- [What the task asks]: The complete listing should be restated exactly.

- [Material provided]:

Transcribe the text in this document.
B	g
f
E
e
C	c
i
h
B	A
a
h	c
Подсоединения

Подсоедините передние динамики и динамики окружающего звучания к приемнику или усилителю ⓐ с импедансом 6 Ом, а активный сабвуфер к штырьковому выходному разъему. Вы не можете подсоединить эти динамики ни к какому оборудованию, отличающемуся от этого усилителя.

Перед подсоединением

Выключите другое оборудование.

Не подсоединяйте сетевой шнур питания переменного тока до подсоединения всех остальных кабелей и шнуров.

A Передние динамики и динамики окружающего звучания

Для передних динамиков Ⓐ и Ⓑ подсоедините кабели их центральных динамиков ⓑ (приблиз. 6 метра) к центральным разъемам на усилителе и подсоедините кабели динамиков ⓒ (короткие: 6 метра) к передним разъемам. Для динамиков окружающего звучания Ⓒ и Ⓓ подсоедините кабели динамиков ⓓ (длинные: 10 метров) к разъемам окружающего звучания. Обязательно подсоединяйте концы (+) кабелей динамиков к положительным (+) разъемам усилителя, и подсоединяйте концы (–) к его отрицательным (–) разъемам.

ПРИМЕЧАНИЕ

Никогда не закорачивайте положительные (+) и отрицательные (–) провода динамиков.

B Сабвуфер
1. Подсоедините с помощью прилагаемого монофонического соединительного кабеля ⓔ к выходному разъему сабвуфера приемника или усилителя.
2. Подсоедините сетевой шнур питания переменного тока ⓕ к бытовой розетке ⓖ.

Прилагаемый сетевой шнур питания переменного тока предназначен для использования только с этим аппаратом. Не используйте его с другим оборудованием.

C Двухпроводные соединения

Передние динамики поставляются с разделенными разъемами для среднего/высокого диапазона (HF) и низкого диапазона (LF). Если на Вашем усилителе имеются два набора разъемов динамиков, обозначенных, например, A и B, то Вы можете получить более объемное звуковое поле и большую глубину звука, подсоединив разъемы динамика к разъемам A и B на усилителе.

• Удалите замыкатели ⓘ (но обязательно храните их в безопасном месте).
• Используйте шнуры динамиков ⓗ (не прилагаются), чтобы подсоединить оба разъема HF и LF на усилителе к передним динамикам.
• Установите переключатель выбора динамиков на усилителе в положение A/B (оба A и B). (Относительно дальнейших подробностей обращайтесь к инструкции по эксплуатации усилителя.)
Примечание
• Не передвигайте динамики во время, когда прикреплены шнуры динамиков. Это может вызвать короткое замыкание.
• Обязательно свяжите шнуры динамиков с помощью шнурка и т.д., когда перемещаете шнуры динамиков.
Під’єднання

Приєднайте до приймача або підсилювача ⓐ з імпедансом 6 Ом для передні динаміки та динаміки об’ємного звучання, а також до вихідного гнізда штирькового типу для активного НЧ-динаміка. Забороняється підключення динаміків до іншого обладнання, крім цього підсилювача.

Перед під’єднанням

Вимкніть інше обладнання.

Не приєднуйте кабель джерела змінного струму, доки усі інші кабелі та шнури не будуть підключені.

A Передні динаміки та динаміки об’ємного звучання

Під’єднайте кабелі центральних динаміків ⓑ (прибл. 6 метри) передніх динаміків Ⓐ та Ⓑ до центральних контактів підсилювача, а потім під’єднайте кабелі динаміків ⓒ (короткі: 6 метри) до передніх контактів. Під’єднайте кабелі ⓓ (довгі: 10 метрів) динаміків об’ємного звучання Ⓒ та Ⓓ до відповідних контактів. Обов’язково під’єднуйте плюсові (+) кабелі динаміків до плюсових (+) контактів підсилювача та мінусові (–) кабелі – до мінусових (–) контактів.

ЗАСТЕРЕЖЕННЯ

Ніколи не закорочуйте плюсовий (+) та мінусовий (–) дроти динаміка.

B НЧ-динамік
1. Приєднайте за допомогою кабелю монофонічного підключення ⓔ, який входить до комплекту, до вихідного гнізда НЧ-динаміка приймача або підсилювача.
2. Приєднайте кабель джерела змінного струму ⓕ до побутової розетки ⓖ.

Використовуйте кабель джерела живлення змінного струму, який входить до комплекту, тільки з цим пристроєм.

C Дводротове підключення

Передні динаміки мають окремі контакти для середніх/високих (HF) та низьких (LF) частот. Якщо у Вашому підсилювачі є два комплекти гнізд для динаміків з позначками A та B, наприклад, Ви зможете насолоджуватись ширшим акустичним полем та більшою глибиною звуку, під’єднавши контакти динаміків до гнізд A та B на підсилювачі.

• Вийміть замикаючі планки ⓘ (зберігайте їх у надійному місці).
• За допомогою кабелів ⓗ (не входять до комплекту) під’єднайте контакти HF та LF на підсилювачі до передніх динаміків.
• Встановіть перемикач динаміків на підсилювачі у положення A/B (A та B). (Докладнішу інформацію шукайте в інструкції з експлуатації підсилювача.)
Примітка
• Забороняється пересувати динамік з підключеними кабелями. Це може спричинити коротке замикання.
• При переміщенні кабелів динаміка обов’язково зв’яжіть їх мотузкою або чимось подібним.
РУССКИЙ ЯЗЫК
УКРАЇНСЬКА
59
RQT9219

- [Response]:
Transcribe the text in this document.
B	g
f
E
e
C	c
i
h
B	A
a
h	c
Подсоединения

Подсоедините передние динамики и динамики окружающего звучания к приемнику или усилителю ⓐ с импедансом 6 Ом, а активный сабвуфер к штырьковому выходному разъему. Вы не можете подсоединить эти динамики ни к какому оборудованию, отличающемуся от этого усилителя.

Перед подсоединением

Выключите другое оборудование.

Не подсоединяйте сетевой шнур питания переменного тока до подсоединения всех остальных кабелей и шнуров.

A Передние динамики и динамики окружающего звучания

Для передних динамиков Ⓐ и Ⓑ подсоедините кабели их центральных динамиков ⓑ (приблиз. 6 метра) к центральным разъемам на усилителе и подсоедините кабели динамиков ⓒ (короткие: 6 метра) к передним разъемам. Для динамиков окружающего звучания Ⓒ и Ⓓ подсоедините кабели динамиков ⓓ (длинные: 10 метров) к разъемам окружающего звучания. Обязательно подсоединяйте концы (+) кабелей динамиков к положительным (+) разъемам усилителя, и подсоединяйте концы (–) к его отрицательным (–) разъемам.

ПРИМЕЧАНИЕ

Никогда не закорачивайте положительные (+) и отрицательные (–) провода динамиков.

B Сабвуфер
1. Подсоедините с помощью прилагаемого монофонического соединительного кабеля ⓔ к выходному разъему сабвуфера приемника или усилителя.
2. Подсоедините сетевой шнур питания переменного тока ⓕ к бытовой розетке ⓖ.

Прилагаемый сетевой шнур питания переменного тока предназначен для использования только с этим аппаратом. Не используйте его с другим оборудованием.

C Двухпроводные соединения

Передние динамики поставляются с разделенными разъемами для среднего/высокого диапазона (HF) и низкого диапазона (LF). Если на Вашем усилителе имеются два набора разъемов динамиков, обозначенных, например, A и B, то Вы можете получить более объемное звуковое поле и большую глубину звука, подсоединив разъемы динамика к разъемам A и B на усилителе.

• Удалите замыкатели ⓘ (но обязательно храните их в безопасном месте).
• Используйте шнуры динамиков ⓗ (не прилагаются), чтобы подсоединить оба разъема HF и LF на усилителе к передним динамикам.
• Установите переключатель выбора динамиков на усилителе в положение A/B (оба A и B). (Относительно дальнейших подробностей обращайтесь к инструкции по эксплуатации усилителя.)
Примечание
• Не передвигайте динамики во время, когда прикреплены шнуры динамиков. Это может вызвать короткое замыкание.
• Обязательно свяжите шнуры динамиков с помощью шнурка и т.д., когда перемещаете шнуры динамиков.
Під’єднання

Приєднайте до приймача або підсилювача ⓐ з імпедансом 6 Ом для передні динаміки та динаміки об’ємного звучання, а також до вихідного гнізда штирькового типу для активного НЧ-динаміка. Забороняється підключення динаміків до іншого обладнання, крім цього підсилювача.

Перед під’єднанням

Вимкніть інше обладнання.

Не приєднуйте кабель джерела змінного струму, доки усі інші кабелі та шнури не будуть підключені.

A Передні динаміки та динаміки об’ємного звучання

Під’єднайте кабелі центральних динаміків ⓑ (прибл. 6 метри) передніх динаміків Ⓐ та Ⓑ до центральних контактів підсилювача, а потім під’єднайте кабелі динаміків ⓒ (короткі: 6 метри) до передніх контактів. Під’єднайте кабелі ⓓ (довгі: 10 метрів) динаміків об’ємного звучання Ⓒ та Ⓓ до відповідних контактів. Обов’язково під’єднуйте плюсові (+) кабелі динаміків до плюсових (+) контактів підсилювача та мінусові (–) кабелі – до мінусових (–) контактів.

ЗАСТЕРЕЖЕННЯ

Ніколи не закорочуйте плюсовий (+) та мінусовий (–) дроти динаміка.

B НЧ-динамік
1. Приєднайте за допомогою кабелю монофонічного підключення ⓔ, який входить до комплекту, до вихідного гнізда НЧ-динаміка приймача або підсилювача.
2. Приєднайте кабель джерела змінного струму ⓕ до побутової розетки ⓖ.

Використовуйте кабель джерела живлення змінного струму, який входить до комплекту, тільки з цим пристроєм.

C Дводротове підключення

Передні динаміки мають окремі контакти для середніх/високих (HF) та низьких (LF) частот. Якщо у Вашому підсилювачі є два комплекти гнізд для динаміків з позначками A та B, наприклад, Ви зможете насолоджуватись ширшим акустичним полем та більшою глибиною звуку, під’єднавши контакти динаміків до гнізд A та B на підсилювачі.

• Вийміть замикаючі планки ⓘ (зберігайте їх у надійному місці).
• За допомогою кабелів ⓗ (не входять до комплекту) під’єднайте контакти HF та LF на підсилювачі до передніх динаміків.
• Встановіть перемикач динаміків на підсилювачі у положення A/B (A та B). (Докладнішу інформацію шукайте в інструкції з експлуатації підсилювача.)
Примітка
• Забороняється пересувати динамік з підключеними кабелями. Це може спричинити коротке замикання.
• При переміщенні кабелів динаміка обов’язково зв’яжіть їх мотузкою або чимось подібним.
РУССКИЙ ЯЗЫК
УКРАЇНСЬКА
59
RQT9219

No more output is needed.